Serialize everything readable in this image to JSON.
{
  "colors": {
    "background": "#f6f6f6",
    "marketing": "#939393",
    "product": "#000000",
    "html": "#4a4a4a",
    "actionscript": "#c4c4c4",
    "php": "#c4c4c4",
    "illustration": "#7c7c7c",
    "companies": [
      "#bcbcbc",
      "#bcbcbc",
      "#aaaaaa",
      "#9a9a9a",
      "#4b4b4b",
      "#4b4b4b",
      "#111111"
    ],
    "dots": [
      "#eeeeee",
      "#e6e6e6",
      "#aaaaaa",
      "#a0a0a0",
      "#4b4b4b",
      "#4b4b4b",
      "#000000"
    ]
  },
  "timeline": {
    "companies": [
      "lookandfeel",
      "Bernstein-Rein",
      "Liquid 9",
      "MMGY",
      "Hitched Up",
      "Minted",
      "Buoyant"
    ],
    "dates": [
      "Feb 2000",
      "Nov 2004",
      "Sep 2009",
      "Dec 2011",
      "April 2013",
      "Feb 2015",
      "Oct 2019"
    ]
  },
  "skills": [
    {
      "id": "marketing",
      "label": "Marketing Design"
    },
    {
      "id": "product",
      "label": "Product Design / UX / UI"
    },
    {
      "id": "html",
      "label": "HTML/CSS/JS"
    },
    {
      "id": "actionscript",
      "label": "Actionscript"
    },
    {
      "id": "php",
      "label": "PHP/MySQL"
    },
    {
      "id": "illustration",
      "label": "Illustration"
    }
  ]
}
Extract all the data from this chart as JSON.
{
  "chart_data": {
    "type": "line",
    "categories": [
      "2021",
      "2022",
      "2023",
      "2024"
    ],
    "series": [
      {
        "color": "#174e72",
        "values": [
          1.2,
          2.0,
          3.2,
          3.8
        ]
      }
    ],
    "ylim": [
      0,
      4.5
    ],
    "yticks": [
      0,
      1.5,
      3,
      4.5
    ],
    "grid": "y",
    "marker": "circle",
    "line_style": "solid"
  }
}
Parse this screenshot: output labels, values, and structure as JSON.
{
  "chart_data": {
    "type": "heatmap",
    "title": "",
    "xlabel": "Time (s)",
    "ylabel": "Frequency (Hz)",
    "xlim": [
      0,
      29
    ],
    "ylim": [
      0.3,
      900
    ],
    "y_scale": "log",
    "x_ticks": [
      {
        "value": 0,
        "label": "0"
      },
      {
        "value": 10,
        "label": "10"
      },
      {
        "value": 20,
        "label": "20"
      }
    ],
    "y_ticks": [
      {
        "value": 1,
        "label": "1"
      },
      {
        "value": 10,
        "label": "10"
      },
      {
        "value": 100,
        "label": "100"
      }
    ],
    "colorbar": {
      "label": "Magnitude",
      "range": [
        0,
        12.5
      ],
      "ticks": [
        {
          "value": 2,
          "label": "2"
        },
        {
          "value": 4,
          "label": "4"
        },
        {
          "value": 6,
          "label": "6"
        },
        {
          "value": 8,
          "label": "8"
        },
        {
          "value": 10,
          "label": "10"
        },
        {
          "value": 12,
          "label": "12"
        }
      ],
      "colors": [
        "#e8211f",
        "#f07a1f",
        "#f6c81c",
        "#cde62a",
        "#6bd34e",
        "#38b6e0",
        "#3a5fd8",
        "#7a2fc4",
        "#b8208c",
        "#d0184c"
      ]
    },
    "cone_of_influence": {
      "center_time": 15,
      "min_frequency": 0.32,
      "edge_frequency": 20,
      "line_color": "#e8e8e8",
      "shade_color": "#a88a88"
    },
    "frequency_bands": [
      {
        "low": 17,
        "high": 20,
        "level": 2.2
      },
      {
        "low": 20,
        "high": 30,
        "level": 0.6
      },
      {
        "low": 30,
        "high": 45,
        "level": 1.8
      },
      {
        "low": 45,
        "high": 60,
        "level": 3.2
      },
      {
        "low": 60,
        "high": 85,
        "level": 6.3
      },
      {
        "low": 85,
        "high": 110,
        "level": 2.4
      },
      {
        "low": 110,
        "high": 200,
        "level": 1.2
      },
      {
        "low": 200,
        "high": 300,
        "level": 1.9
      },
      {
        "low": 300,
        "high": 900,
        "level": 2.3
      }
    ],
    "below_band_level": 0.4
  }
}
────
§ TASK OBJECTIVE:
Copy out each record exactly as given, omitting none.

§ EXERCISE RESULT:
Serialize everything readable in this image to JSON.
{
  "colors": {
    "background": "#f6f6f6",
    "marketing": "#939393",
    "product": "#000000",
    "html": "#4a4a4a",
    "actionscript": "#c4c4c4",
    "php": "#c4c4c4",
    "illustration": "#7c7c7c",
    "companies": [
      "#bcbcbc",
      "#bcbcbc",
      "#aaaaaa",
      "#9a9a9a",
      "#4b4b4b",
      "#4b4b4b",
      "#111111"
    ],
    "dots": [
      "#eeeeee",
      "#e6e6e6",
      "#aaaaaa",
      "#a0a0a0",
      "#4b4b4b",
      "#4b4b4b",
      "#000000"
    ]
  },
  "timeline": {
    "companies": [
      "lookandfeel",
      "Bernstein-Rein",
      "Liquid 9",
      "MMGY",
      "Hitched Up",
      "Minted",
      "Buoyant"
    ],
    "dates": [
      "Feb 2000",
      "Nov 2004",
      "Sep 2009",
      "Dec 2011",
      "April 2013",
      "Feb 2015",
      "Oct 2019"
    ]
  },
  "skills": [
    {
      "id": "marketing",
      "label": "Marketing Design"
    },
    {
      "id": "product",
      "label": "Product Design / UX / UI"
    },
    {
      "id": "html",
      "label": "HTML/CSS/JS"
    },
    {
      "id": "actionscript",
      "label": "Actionscript"
    },
    {
      "id": "php",
      "label": "PHP/MySQL"
    },
    {
      "id": "illustration",
      "label": "Illustration"
    }
  ]
}
Extract all the data from this chart as JSON.
{
  "chart_data": {
    "type": "line",
    "categories": [
      "2021",
      "2022",
      "2023",
      "2024"
    ],
    "series": [
      {
        "color": "#174e72",
        "values": [
          1.2,
          2.0,
          3.2,
          3.8
        ]
      }
    ],
    "ylim": [
      0,
      4.5
    ],
    "yticks": [
      0,
      1.5,
      3,
      4.5
    ],
    "grid": "y",
    "marker": "circle",
    "line_style": "solid"
  }
}
Parse this screenshot: output labels, values, and structure as JSON.
{
  "chart_data": {
    "type": "heatmap",
    "title": "",
    "xlabel": "Time (s)",
    "ylabel": "Frequency (Hz)",
    "xlim": [
      0,
      29
    ],
    "ylim": [
      0.3,
      900
    ],
    "y_scale": "log",
    "x_ticks": [
      {
        "value": 0,
        "label": "0"
      },
      {
        "value": 10,
        "label": "10"
      },
      {
        "value": 20,
        "label": "20"
      }
    ],
    "y_ticks": [
      {
        "value": 1,
        "label": "1"
      },
      {
        "value": 10,
        "label": "10"
      },
      {
        "value": 100,
        "label": "100"
      }
    ],
    "colorbar": {
      "label": "Magnitude",
      "range": [
        0,
        12.5
      ],
      "ticks": [
        {
          "value": 2,
          "label": "2"
        },
        {
          "value": 4,
          "label": "4"
        },
        {
          "value": 6,
          "label": "6"
        },
        {
          "value": 8,
          "label": "8"
        },
        {
          "value": 10,
          "label": "10"
        },
        {
          "value": 12,
          "label": "12"
        }
      ],
      "colors": [
        "#e8211f",
        "#f07a1f",
        "#f6c81c",
        "#cde62a",
        "#6bd34e",
        "#38b6e0",
        "#3a5fd8",
        "#7a2fc4",
        "#b8208c",
        "#d0184c"
      ]
    },
    "cone_of_influence": {
      "center_time": 15,
      "min_frequency": 0.32,
      "edge_frequency": 20,
      "line_color": "#e8e8e8",
      "shade_color": "#a88a88"
    },
    "frequency_bands": [
      {
        "low": 17,
        "high": 20,
        "level": 2.2
      },
      {
        "low": 20,
        "high": 30,
        "level": 0.6
      },
      {
        "low": 30,
        "high": 45,
        "level": 1.8
      },
      {
        "low": 45,
        "high": 60,
        "level": 3.2
      },
      {
        "low": 60,
        "high": 85,
        "level": 6.3
      },
      {
        "low": 85,
        "high": 110,
        "level": 2.4
      },
      {
        "low": 110,
        "high": 200,
        "level": 1.2
      },
      {
        "low": 200,
        "high": 300,
        "level": 1.9
      },
      {
        "low": 300,
        "high": 900,
        "level": 2.3
      }
    ],
    "below_band_level": 0.4
  }
}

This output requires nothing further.